## Problem to work on
Reproduce the data exactly.

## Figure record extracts
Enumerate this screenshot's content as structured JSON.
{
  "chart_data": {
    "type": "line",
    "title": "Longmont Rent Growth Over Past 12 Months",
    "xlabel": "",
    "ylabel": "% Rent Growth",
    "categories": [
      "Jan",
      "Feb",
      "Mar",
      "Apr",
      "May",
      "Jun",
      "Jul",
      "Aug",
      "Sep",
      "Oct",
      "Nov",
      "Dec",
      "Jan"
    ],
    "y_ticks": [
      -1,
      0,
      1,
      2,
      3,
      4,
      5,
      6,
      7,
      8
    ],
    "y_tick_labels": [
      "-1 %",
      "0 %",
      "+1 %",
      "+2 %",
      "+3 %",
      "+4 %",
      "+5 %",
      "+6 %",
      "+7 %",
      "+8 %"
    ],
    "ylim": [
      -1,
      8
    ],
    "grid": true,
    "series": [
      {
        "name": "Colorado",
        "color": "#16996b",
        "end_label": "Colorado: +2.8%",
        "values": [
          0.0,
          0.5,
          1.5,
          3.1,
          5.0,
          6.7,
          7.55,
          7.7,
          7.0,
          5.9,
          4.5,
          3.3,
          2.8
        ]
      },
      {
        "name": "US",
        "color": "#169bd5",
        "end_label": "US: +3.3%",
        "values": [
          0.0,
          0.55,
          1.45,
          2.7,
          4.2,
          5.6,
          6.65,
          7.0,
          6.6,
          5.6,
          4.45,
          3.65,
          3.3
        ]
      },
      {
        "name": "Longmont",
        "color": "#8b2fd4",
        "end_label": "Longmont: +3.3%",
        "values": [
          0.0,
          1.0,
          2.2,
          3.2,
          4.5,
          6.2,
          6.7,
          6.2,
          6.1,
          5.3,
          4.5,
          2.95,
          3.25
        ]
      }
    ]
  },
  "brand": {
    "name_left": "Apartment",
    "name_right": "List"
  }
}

## Solution to the exercise
Enumerate this screenshot's content as structured JSON.
{
  "chart_data": {
    "type": "line",
    "title": "Longmont Rent Growth Over Past 12 Months",
    "xlabel": "",
    "ylabel": "% Rent Growth",
    "categories": [
      "Jan",
      "Feb",
      "Mar",
      "Apr",
      "May",
      "Jun",
      "Jul",
      "Aug",
      "Sep",
      "Oct",
      "Nov",
      "Dec",
      "Jan"
    ],
    "y_ticks": [
      -1,
      0,
      1,
      2,
      3,
      4,
      5,
      6,
      7,
      8
    ],
    "y_tick_labels": [
      "-1 %",
      "0 %",
      "+1 %",
      "+2 %",
      "+3 %",
      "+4 %",
      "+5 %",
      "+6 %",
      "+7 %",
      "+8 %"
    ],
    "ylim": [
      -1,
      8
    ],
    "grid": true,
    "series": [
      {
        "name": "Colorado",
        "color": "#16996b",
        "end_label": "Colorado: +2.8%",
        "values": [
          0.0,
          0.5,
          1.5,
          3.1,
          5.0,
          6.7,
          7.55,
          7.7,
          7.0,
          5.9,
          4.5,
          3.3,
          2.8
        ]
      },
      {
        "name": "US",
        "color": "#169bd5",
        "end_label": "US: +3.3%",
        "values": [
          0.0,
          0.55,
          1.45,
          2.7,
          4.2,
          5.6,
          6.65,
          7.0,
          6.6,
          5.6,
          4.45,
          3.65,
          3.3
        ]
      },
      {
        "name": "Longmont",
        "color": "#8b2fd4",
        "end_label": "Longmont: +3.3%",
        "values": [
          0.0,
          1.0,
          2.2,
          3.2,
          4.5,
          6.2,
          6.7,
          6.2,
          6.1,
          5.3,
          4.5,
          2.95,
          3.25
        ]
      }
    ]
  },
  "brand": {
    "name_left": "Apartment",
    "name_right": "List"
  }
}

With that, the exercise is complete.